### [Set problem]
Report the count of lines that carry the string "Path", and add nothing.

### [Available data]
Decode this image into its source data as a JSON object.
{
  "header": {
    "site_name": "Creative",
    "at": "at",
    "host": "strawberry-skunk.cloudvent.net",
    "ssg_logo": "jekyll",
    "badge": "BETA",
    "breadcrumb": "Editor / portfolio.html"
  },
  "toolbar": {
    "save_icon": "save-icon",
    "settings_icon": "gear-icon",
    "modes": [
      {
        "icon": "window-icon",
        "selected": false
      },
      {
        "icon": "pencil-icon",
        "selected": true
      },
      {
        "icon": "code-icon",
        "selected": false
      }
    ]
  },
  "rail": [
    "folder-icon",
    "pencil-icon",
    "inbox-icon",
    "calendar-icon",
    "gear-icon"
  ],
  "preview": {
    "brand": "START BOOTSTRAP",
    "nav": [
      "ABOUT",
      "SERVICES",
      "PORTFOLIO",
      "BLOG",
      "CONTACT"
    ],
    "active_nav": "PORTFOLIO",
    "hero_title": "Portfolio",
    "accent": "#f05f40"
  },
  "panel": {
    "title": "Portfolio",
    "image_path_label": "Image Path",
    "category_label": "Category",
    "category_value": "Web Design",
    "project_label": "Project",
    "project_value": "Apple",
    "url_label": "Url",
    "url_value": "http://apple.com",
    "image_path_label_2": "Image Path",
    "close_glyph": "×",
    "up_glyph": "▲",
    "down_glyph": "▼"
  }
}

### [Result of this task]
2